Exercise brief: Reproduce the listing below exactly, minus its pictures.

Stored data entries
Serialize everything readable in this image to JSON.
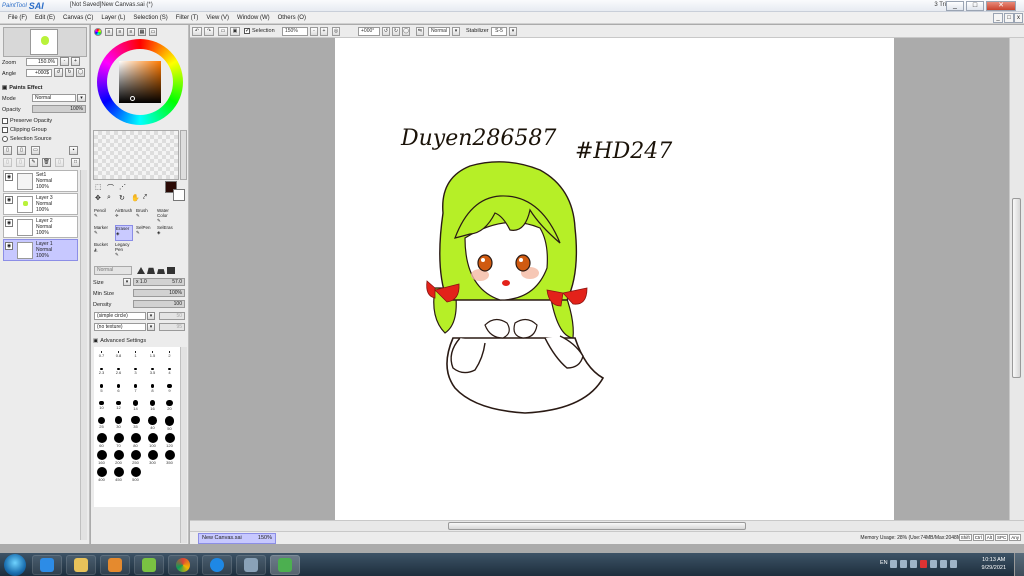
{
  "app": {
    "logo_small": "PaintTool",
    "logo_big": "SAI",
    "title": "[Not Saved]New Canvas.sai (*)",
    "trial": "3 Trial day",
    "window_buttons": [
      "_",
      "□",
      "✕"
    ]
  },
  "menu": [
    "File (F)",
    "Edit (E)",
    "Canvas (C)",
    "Layer (L)",
    "Selection (S)",
    "Filter (T)",
    "View (V)",
    "Window (W)",
    "Others (O)"
  ],
  "toolbar": {
    "selection_label": "Selection",
    "zoom_value": "150%",
    "angle_value": "+000°",
    "blend_value": "Normal",
    "stabilizer_label": "Stabilizer",
    "stabilizer_value": "S-5"
  },
  "navigator": {
    "zoom_label": "Zoom",
    "zoom_value": "150.0%",
    "angle_label": "Angle",
    "angle_value": "+000$"
  },
  "paint_effect": {
    "title": "Paints Effect",
    "mode_label": "Mode",
    "mode_value": "Normal",
    "opacity_label": "Opacity",
    "opacity_value": "100%",
    "preserve_opacity": "Preserve Opacity",
    "clipping_group": "Clipping Group",
    "selection_source": "Selection Source"
  },
  "layers": [
    {
      "name": "Set1",
      "mode": "Normal",
      "opacity": "100%",
      "selected": false
    },
    {
      "name": "Layer 3",
      "mode": "Normal",
      "opacity": "100%",
      "selected": false
    },
    {
      "name": "Layer 2",
      "mode": "Normal",
      "opacity": "100%",
      "selected": false
    },
    {
      "name": "Layer 1",
      "mode": "Normal",
      "opacity": "100%",
      "selected": true
    }
  ],
  "tools": {
    "row1": [
      "Pencil",
      "AirBrush",
      "Brush",
      "Water Color"
    ],
    "row2": [
      "Marker",
      "Eraser",
      "SelPen",
      "SelEras"
    ],
    "row3": [
      "Bucket",
      "Legacy Pen"
    ],
    "blend_label": "Normal",
    "size_label": "Size",
    "size_mult": "x 1.0",
    "size_value": "57.0",
    "min_size_label": "Min Size",
    "min_size_value": "100%",
    "density_label": "Density",
    "density_value": "100",
    "shape_value": "(simple circle)",
    "shape_num": "50",
    "texture_value": "(no texture)",
    "texture_num": "95",
    "advanced": "Advanced Settings"
  },
  "brush_sizes": [
    "0.7",
    "0.8",
    "1",
    "1.5",
    "2",
    "2.3",
    "2.6",
    "3",
    "3.5",
    "4",
    "5",
    "6",
    "7",
    "8",
    "9",
    "10",
    "12",
    "14",
    "16",
    "20",
    "25",
    "30",
    "35",
    "40",
    "50",
    "60",
    "70",
    "80",
    "100",
    "120",
    "160",
    "200",
    "250",
    "300",
    "350",
    "400",
    "450",
    "500"
  ],
  "canvas": {
    "signature_text": "Duyen286587",
    "hashtag_text": "#HD247"
  },
  "status": {
    "doc_tab": "New Canvas.sai",
    "doc_zoom": "150%",
    "memory": "Memory Usage: 28% (Use:74MB/Max:2048MB)",
    "status_buttons": [
      "Shift",
      "Ctrl",
      "Alt",
      "SPC",
      "Any"
    ]
  },
  "taskbar": {
    "time": "10:13 AM",
    "date": "9/29/2021",
    "lang": "EN"
  }
}
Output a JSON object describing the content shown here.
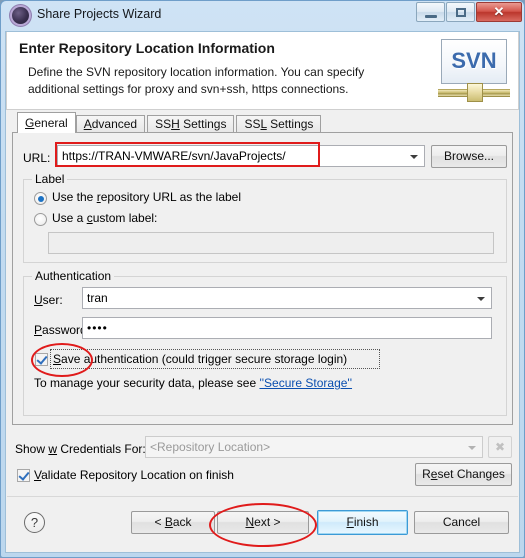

The output:
Serialize everything readable in this image to JSON.
{
  "app": {
    "logo_small": "PaintTool",
    "logo_big": "SAI",
    "title": "[Not Saved]New Canvas.sai (*)",
    "trial": "3 Trial day",
    "window_buttons": [
      "_",
      "□",
      "✕"
    ]
  },
  "menu": [
    "File (F)",
    "Edit (E)",
    "Canvas (C)",
    "Layer (L)",
    "Selection (S)",
    "Filter (T)",
    "View (V)",
    "Window (W)",
    "Others (O)"
  ],
  "toolbar": {
    "selection_label": "Selection",
    "zoom_value": "150%",
    "angle_value": "+000°",
    "blend_value": "Normal",
    "stabilizer_label": "Stabilizer",
    "stabilizer_value": "S-5"
  },
  "navigator": {
    "zoom_label": "Zoom",
    "zoom_value": "150.0%",
    "angle_label": "Angle",
    "angle_value": "+000$"
  },
  "paint_effect": {
    "title": "Paints Effect",
    "mode_label": "Mode",
    "mode_value": "Normal",
    "opacity_label": "Opacity",
    "opacity_value": "100%",
    "preserve_opacity": "Preserve Opacity",
    "clipping_group": "Clipping Group",
    "selection_source": "Selection Source"
  },
  "layers": [
    {
      "name": "Set1",
      "mode": "Normal",
      "opacity": "100%",
      "selected": false
    },
    {
      "name": "Layer 3",
      "mode": "Normal",
      "opacity": "100%",
      "selected": false
    },
    {
      "name": "Layer 2",
      "mode": "Normal",
      "opacity": "100%",
      "selected": false
    },
    {
      "name": "Layer 1",
      "mode": "Normal",
      "opacity": "100%",
      "selected": true
    }
  ],
  "tools": {
    "row1": [
      "Pencil",
      "AirBrush",
      "Brush",
      "Water Color"
    ],
    "row2": [
      "Marker",
      "Eraser",
      "SelPen",
      "SelEras"
    ],
    "row3": [
      "Bucket",
      "Legacy Pen"
    ],
    "blend_label": "Normal",
    "size_label": "Size",
    "size_mult": "x 1.0",
    "size_value": "57.0",
    "min_size_label": "Min Size",
    "min_size_value": "100%",
    "density_label": "Density",
    "density_value": "100",
    "shape_value": "(simple circle)",
    "shape_num": "50",
    "texture_value": "(no texture)",
    "texture_num": "95",
    "advanced": "Advanced Settings"
  },
  "brush_sizes": [
    "0.7",
    "0.8",
    "1",
    "1.5",
    "2",
    "2.3",
    "2.6",
    "3",
    "3.5",
    "4",
    "5",
    "6",
    "7",
    "8",
    "9",
    "10",
    "12",
    "14",
    "16",
    "20",
    "25",
    "30",
    "35",
    "40",
    "50",
    "60",
    "70",
    "80",
    "100",
    "120",
    "160",
    "200",
    "250",
    "300",
    "350",
    "400",
    "450",
    "500"
  ],
  "canvas": {
    "signature_text": "Duyen286587",
    "hashtag_text": "#HD247"
  },
  "status": {
    "doc_tab": "New Canvas.sai",
    "doc_zoom": "150%",
    "memory": "Memory Usage: 28% (Use:74MB/Max:2048MB)",
    "status_buttons": [
      "Shift",
      "Ctrl",
      "Alt",
      "SPC",
      "Any"
    ]
  },
  "taskbar": {
    "time": "10:13 AM",
    "date": "9/29/2021",
    "lang": "EN"
  }
}
Output a JSON object describing the content shown here.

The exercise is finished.